* [SET EXERCISE]
Make an exact copy of all the entries, but do not reproduce the pictures.

* [DATA ENTRIES]
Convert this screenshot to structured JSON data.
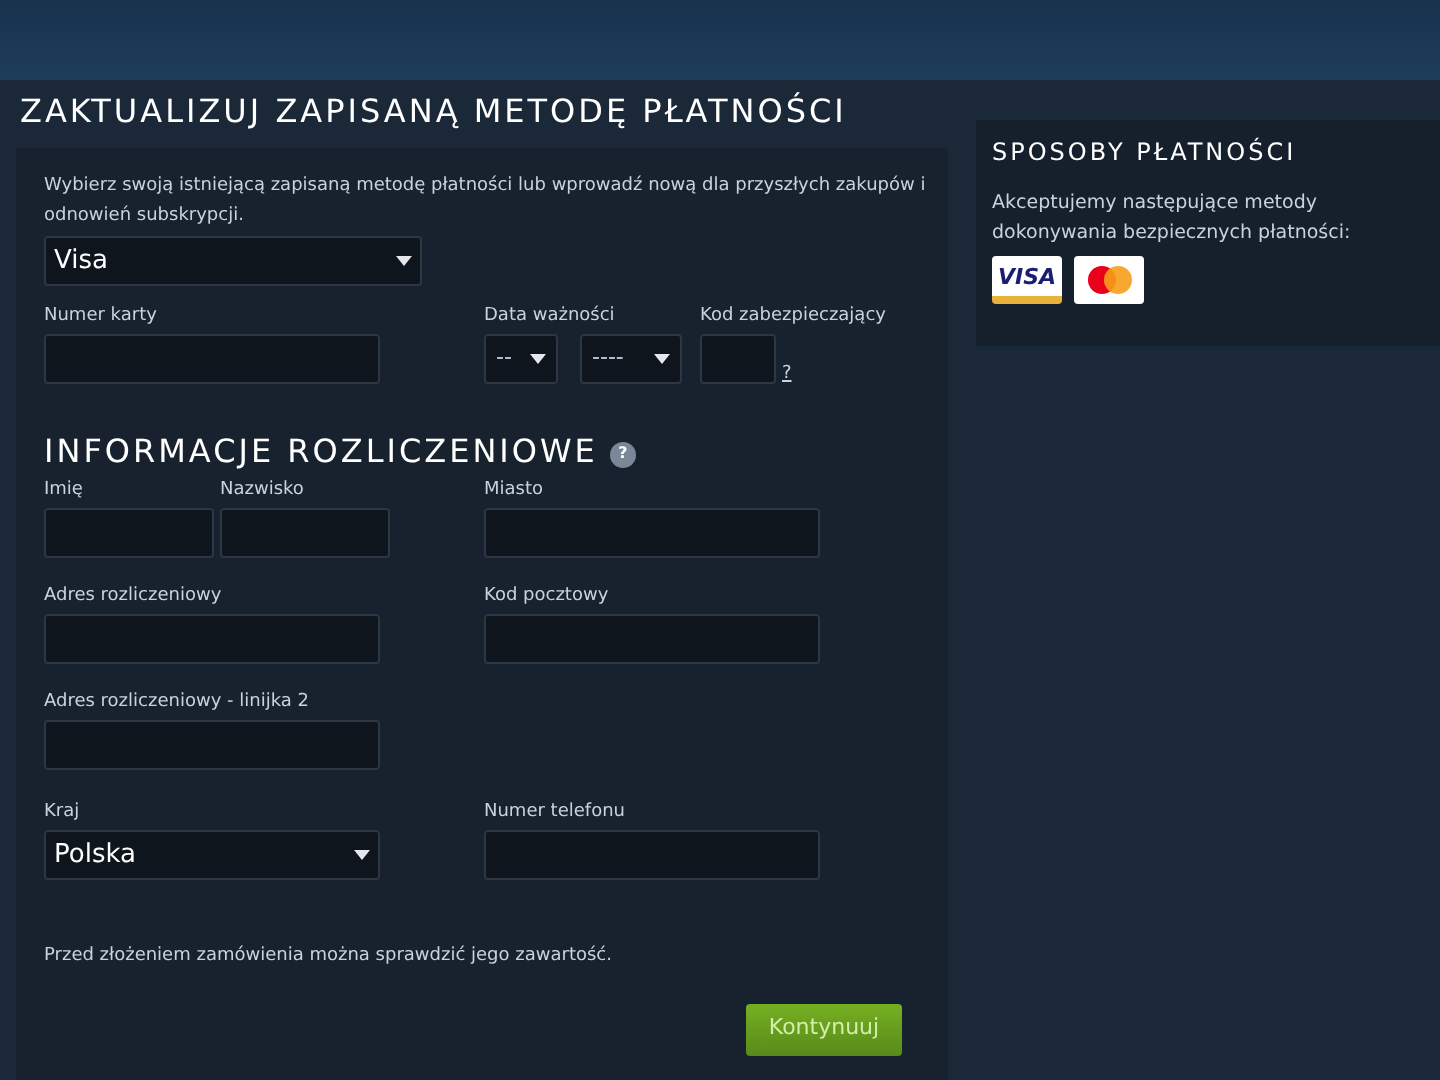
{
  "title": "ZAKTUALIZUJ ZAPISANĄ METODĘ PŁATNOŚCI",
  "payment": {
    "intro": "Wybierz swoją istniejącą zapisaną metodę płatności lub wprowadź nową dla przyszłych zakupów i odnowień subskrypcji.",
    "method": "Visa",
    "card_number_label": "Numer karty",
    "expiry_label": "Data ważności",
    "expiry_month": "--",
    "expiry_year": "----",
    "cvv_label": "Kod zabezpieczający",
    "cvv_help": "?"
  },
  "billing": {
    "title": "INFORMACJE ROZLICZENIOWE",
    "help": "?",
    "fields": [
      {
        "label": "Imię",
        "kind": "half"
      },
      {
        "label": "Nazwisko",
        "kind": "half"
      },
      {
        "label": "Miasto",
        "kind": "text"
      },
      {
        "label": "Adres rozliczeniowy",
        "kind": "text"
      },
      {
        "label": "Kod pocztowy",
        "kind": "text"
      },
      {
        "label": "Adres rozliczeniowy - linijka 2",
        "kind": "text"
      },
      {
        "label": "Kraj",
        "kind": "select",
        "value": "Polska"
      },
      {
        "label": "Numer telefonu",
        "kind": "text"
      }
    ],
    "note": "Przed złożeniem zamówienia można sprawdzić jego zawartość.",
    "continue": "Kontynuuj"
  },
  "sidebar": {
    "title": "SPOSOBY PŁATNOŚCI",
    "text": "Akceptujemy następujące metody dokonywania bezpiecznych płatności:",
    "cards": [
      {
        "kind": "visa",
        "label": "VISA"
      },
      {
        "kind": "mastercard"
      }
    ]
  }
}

* [EXERCISE RESPONSE]
Convert this screenshot to structured JSON data.
{
  "title": "ZAKTUALIZUJ ZAPISANĄ METODĘ PŁATNOŚCI",
  "payment": {
    "intro": "Wybierz swoją istniejącą zapisaną metodę płatności lub wprowadź nową dla przyszłych zakupów i odnowień subskrypcji.",
    "method": "Visa",
    "card_number_label": "Numer karty",
    "expiry_label": "Data ważności",
    "expiry_month": "--",
    "expiry_year": "----",
    "cvv_label": "Kod zabezpieczający",
    "cvv_help": "?"
  },
  "billing": {
    "title": "INFORMACJE ROZLICZENIOWE",
    "help": "?",
    "fields": [
      {
        "label": "Imię",
        "kind": "half"
      },
      {
        "label": "Nazwisko",
        "kind": "half"
      },
      {
        "label": "Miasto",
        "kind": "text"
      },
      {
        "label": "Adres rozliczeniowy",
        "kind": "text"
      },
      {
        "label": "Kod pocztowy",
        "kind": "text"
      },
      {
        "label": "Adres rozliczeniowy - linijka 2",
        "kind": "text"
      },
      {
        "label": "Kraj",
        "kind": "select",
        "value": "Polska"
      },
      {
        "label": "Numer telefonu",
        "kind": "text"
      }
    ],
    "note": "Przed złożeniem zamówienia można sprawdzić jego zawartość.",
    "continue": "Kontynuuj"
  },
  "sidebar": {
    "title": "SPOSOBY PŁATNOŚCI",
    "text": "Akceptujemy następujące metody dokonywania bezpiecznych płatności:",
    "cards": [
      {
        "kind": "visa",
        "label": "VISA"
      },
      {
        "kind": "mastercard"
      }
    ]
  }
}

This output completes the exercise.